RECORDS TO USE:

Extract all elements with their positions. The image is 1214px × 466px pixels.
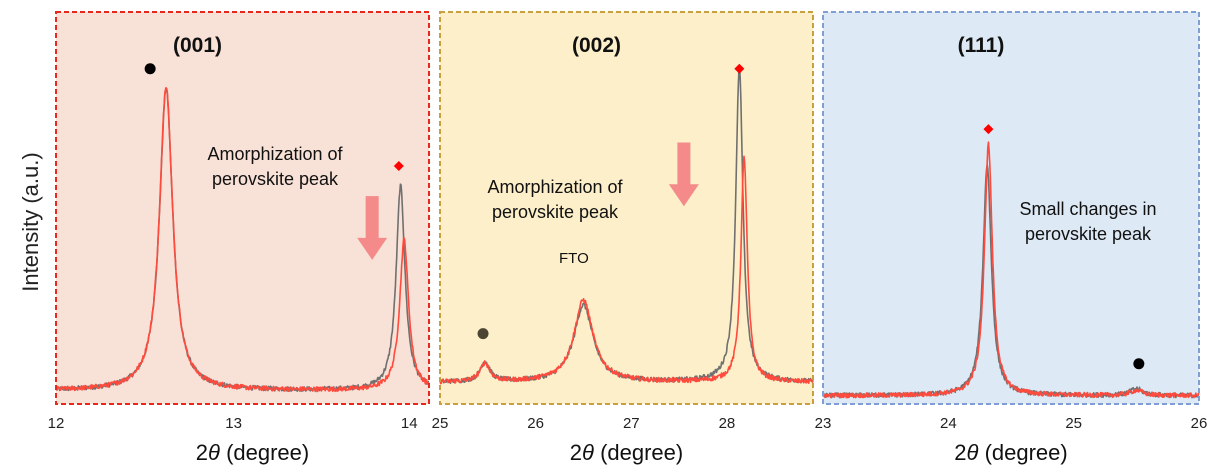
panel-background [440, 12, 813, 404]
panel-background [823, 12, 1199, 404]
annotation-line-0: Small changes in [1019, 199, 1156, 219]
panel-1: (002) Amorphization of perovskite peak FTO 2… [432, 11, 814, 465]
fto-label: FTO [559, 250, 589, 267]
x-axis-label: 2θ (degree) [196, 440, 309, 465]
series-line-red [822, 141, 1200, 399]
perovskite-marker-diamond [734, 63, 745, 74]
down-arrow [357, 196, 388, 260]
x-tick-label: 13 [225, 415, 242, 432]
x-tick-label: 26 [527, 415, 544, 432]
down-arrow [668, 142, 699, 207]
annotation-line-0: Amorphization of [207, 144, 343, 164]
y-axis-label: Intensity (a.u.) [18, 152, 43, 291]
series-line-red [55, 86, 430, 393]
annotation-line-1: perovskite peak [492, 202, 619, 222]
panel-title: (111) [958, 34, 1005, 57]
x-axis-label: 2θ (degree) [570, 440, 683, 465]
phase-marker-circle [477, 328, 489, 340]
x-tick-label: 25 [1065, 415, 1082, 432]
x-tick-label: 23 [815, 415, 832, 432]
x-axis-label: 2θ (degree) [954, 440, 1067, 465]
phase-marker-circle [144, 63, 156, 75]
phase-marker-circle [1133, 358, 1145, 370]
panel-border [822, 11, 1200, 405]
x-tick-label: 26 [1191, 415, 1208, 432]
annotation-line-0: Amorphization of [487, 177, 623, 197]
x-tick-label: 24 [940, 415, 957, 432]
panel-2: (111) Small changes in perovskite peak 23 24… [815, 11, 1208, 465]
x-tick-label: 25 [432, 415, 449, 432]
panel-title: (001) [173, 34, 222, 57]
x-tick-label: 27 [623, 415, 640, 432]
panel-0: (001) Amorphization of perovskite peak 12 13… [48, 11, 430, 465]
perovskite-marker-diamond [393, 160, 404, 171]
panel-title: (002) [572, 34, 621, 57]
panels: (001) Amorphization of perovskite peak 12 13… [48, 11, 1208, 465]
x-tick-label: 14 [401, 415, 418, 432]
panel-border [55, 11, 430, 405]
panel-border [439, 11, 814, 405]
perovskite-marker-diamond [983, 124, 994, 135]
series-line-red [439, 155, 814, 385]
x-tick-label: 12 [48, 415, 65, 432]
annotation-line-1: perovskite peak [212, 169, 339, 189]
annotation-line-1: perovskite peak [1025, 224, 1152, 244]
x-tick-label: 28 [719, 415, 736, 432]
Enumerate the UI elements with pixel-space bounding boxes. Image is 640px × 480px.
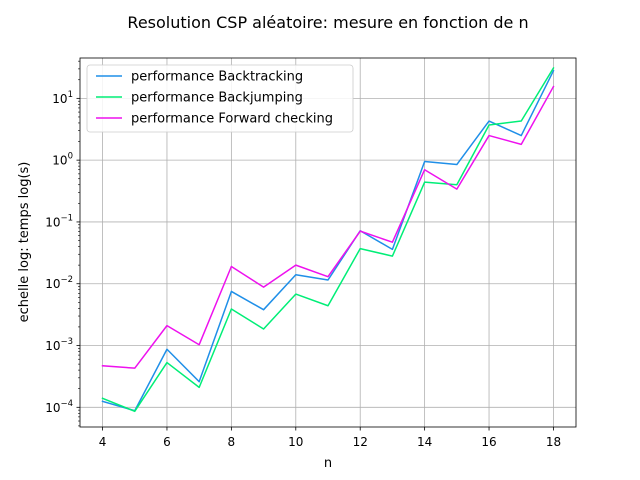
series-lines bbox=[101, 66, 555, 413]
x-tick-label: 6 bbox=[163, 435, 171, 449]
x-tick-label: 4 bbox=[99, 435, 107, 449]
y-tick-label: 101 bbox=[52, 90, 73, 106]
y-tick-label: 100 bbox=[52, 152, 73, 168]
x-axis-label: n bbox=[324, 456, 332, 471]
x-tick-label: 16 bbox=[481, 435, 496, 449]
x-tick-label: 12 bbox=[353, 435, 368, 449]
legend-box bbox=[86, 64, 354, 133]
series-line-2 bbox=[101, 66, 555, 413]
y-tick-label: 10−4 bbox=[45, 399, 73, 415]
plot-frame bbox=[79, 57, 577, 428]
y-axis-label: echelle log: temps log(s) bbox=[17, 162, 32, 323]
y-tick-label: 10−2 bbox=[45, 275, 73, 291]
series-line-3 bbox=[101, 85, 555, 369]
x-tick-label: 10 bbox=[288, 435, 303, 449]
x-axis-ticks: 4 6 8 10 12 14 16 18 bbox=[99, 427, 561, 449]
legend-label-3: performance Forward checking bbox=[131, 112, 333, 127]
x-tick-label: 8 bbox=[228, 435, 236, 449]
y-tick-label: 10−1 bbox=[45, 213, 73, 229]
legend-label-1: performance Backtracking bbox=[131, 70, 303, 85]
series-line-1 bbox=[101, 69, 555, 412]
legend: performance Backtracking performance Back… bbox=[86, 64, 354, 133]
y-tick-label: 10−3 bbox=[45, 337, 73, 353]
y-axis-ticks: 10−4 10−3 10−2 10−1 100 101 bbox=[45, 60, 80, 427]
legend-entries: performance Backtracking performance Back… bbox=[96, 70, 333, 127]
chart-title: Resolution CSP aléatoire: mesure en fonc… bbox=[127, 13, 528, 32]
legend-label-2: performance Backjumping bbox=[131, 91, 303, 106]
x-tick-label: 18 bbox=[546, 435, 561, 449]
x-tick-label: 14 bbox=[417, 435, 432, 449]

WHAT THE TASK REQUIRES: Copy every row above word for word, with nothing changed, leaving out the pictures.

REPLY:
Extract all elements with their positions. The image is 1214px × 466px pixels.
panel-background [440, 12, 813, 404]
panel-background [823, 12, 1199, 404]
annotation-line-0: Small changes in [1019, 199, 1156, 219]
panel-1: (002) Amorphization of perovskite peak FTO 2… [432, 11, 814, 465]
fto-label: FTO [559, 250, 589, 267]
x-axis-label: 2θ (degree) [196, 440, 309, 465]
series-line-red [822, 141, 1200, 399]
perovskite-marker-diamond [734, 63, 745, 74]
down-arrow [357, 196, 388, 260]
x-tick-label: 13 [225, 415, 242, 432]
x-tick-label: 26 [527, 415, 544, 432]
down-arrow [668, 142, 699, 207]
annotation-line-0: Amorphization of [207, 144, 343, 164]
y-axis-label: Intensity (a.u.) [18, 152, 43, 291]
series-line-red [55, 86, 430, 393]
annotation-line-1: perovskite peak [492, 202, 619, 222]
panel-title: (111) [958, 34, 1005, 57]
x-axis-label: 2θ (degree) [570, 440, 683, 465]
phase-marker-circle [477, 328, 489, 340]
x-tick-label: 25 [1065, 415, 1082, 432]
x-tick-label: 23 [815, 415, 832, 432]
x-axis-label: 2θ (degree) [954, 440, 1067, 465]
phase-marker-circle [144, 63, 156, 75]
phase-marker-circle [1133, 358, 1145, 370]
panel-border [822, 11, 1200, 405]
x-tick-label: 26 [1191, 415, 1208, 432]
annotation-line-0: Amorphization of [487, 177, 623, 197]
x-tick-label: 24 [940, 415, 957, 432]
panel-2: (111) Small changes in perovskite peak 23 24… [815, 11, 1208, 465]
x-tick-label: 25 [432, 415, 449, 432]
panel-title: (001) [173, 34, 222, 57]
x-tick-label: 27 [623, 415, 640, 432]
panel-0: (001) Amorphization of perovskite peak 12 13… [48, 11, 430, 465]
perovskite-marker-diamond [393, 160, 404, 171]
panel-title: (002) [572, 34, 621, 57]
panels: (001) Amorphization of perovskite peak 12 13… [48, 11, 1208, 465]
x-tick-label: 14 [401, 415, 418, 432]
panel-border [55, 11, 430, 405]
panel-border [439, 11, 814, 405]
perovskite-marker-diamond [983, 124, 994, 135]
series-line-red [439, 155, 814, 385]
x-tick-label: 12 [48, 415, 65, 432]
annotation-line-1: perovskite peak [212, 169, 339, 189]
annotation-line-1: perovskite peak [1025, 224, 1152, 244]
x-tick-label: 28 [719, 415, 736, 432]
Enumerate the UI elements with pixel-space bounding boxes. Image is 640px × 480px.
series-lines bbox=[101, 66, 555, 413]
x-tick-label: 6 bbox=[163, 435, 171, 449]
x-tick-label: 4 bbox=[99, 435, 107, 449]
y-tick-label: 101 bbox=[52, 90, 73, 106]
y-tick-label: 100 bbox=[52, 152, 73, 168]
x-axis-label: n bbox=[324, 456, 332, 471]
x-tick-label: 16 bbox=[481, 435, 496, 449]
x-tick-label: 12 bbox=[353, 435, 368, 449]
legend-box bbox=[86, 64, 354, 133]
series-line-2 bbox=[101, 66, 555, 413]
y-tick-label: 10−4 bbox=[45, 399, 73, 415]
plot-frame bbox=[79, 57, 577, 428]
y-axis-label: echelle log: temps log(s) bbox=[17, 162, 32, 323]
y-tick-label: 10−2 bbox=[45, 275, 73, 291]
series-line-3 bbox=[101, 85, 555, 369]
x-tick-label: 10 bbox=[288, 435, 303, 449]
x-axis-ticks: 4 6 8 10 12 14 16 18 bbox=[99, 427, 561, 449]
legend-label-3: performance Forward checking bbox=[131, 112, 333, 127]
x-tick-label: 8 bbox=[228, 435, 236, 449]
y-tick-label: 10−1 bbox=[45, 213, 73, 229]
legend-label-1: performance Backtracking bbox=[131, 70, 303, 85]
series-line-1 bbox=[101, 69, 555, 412]
legend: performance Backtracking performance Back… bbox=[86, 64, 354, 133]
y-tick-label: 10−3 bbox=[45, 337, 73, 353]
y-axis-ticks: 10−4 10−3 10−2 10−1 100 101 bbox=[45, 60, 80, 427]
legend-entries: performance Backtracking performance Back… bbox=[96, 70, 333, 127]
chart-title: Resolution CSP aléatoire: mesure en fonc… bbox=[127, 13, 528, 32]
legend-label-2: performance Backjumping bbox=[131, 91, 303, 106]
x-tick-label: 18 bbox=[546, 435, 561, 449]
x-tick-label: 14 bbox=[417, 435, 432, 449]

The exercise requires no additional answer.